-- Start of Dataset extract --

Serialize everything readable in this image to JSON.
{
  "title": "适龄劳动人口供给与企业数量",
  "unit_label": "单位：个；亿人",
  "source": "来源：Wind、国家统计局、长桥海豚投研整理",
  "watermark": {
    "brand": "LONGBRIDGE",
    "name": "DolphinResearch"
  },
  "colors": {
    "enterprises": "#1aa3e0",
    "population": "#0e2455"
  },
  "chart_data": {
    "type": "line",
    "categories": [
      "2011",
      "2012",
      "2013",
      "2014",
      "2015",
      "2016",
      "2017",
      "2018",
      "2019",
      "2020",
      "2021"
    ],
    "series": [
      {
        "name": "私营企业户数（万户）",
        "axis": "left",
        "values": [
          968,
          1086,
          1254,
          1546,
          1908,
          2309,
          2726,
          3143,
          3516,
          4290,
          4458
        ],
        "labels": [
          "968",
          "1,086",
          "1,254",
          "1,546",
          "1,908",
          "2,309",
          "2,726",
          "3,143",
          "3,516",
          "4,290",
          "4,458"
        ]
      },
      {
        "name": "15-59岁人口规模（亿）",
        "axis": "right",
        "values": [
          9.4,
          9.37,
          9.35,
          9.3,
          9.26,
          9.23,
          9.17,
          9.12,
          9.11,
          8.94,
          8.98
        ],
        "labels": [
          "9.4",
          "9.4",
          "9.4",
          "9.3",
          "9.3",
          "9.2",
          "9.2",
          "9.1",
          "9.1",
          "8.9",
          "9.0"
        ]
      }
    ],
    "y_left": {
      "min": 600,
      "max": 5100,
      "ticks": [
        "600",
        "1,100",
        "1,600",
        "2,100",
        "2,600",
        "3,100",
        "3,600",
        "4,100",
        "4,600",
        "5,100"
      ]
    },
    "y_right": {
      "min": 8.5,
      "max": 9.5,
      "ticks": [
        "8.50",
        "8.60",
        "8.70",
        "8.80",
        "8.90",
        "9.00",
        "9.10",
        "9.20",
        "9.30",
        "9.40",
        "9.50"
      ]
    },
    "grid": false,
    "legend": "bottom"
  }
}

-- End of Dataset extract --

(What you have to do) Show the data once more, exactly as it was written.

(Result of this task)
Serialize everything readable in this image to JSON.
{
  "title": "适龄劳动人口供给与企业数量",
  "unit_label": "单位：个；亿人",
  "source": "来源：Wind、国家统计局、长桥海豚投研整理",
  "watermark": {
    "brand": "LONGBRIDGE",
    "name": "DolphinResearch"
  },
  "colors": {
    "enterprises": "#1aa3e0",
    "population": "#0e2455"
  },
  "chart_data": {
    "type": "line",
    "categories": [
      "2011",
      "2012",
      "2013",
      "2014",
      "2015",
      "2016",
      "2017",
      "2018",
      "2019",
      "2020",
      "2021"
    ],
    "series": [
      {
        "name": "私营企业户数（万户）",
        "axis": "left",
        "values": [
          968,
          1086,
          1254,
          1546,
          1908,
          2309,
          2726,
          3143,
          3516,
          4290,
          4458
        ],
        "labels": [
          "968",
          "1,086",
          "1,254",
          "1,546",
          "1,908",
          "2,309",
          "2,726",
          "3,143",
          "3,516",
          "4,290",
          "4,458"
        ]
      },
      {
        "name": "15-59岁人口规模（亿）",
        "axis": "right",
        "values": [
          9.4,
          9.37,
          9.35,
          9.3,
          9.26,
          9.23,
          9.17,
          9.12,
          9.11,
          8.94,
          8.98
        ],
        "labels": [
          "9.4",
          "9.4",
          "9.4",
          "9.3",
          "9.3",
          "9.2",
          "9.2",
          "9.1",
          "9.1",
          "8.9",
          "9.0"
        ]
      }
    ],
    "y_left": {
      "min": 600,
      "max": 5100,
      "ticks": [
        "600",
        "1,100",
        "1,600",
        "2,100",
        "2,600",
        "3,100",
        "3,600",
        "4,100",
        "4,600",
        "5,100"
      ]
    },
    "y_right": {
      "min": 8.5,
      "max": 9.5,
      "ticks": [
        "8.50",
        "8.60",
        "8.70",
        "8.80",
        "8.90",
        "9.00",
        "9.10",
        "9.20",
        "9.30",
        "9.40",
        "9.50"
      ]
    },
    "grid": false,
    "legend": "bottom"
  }
}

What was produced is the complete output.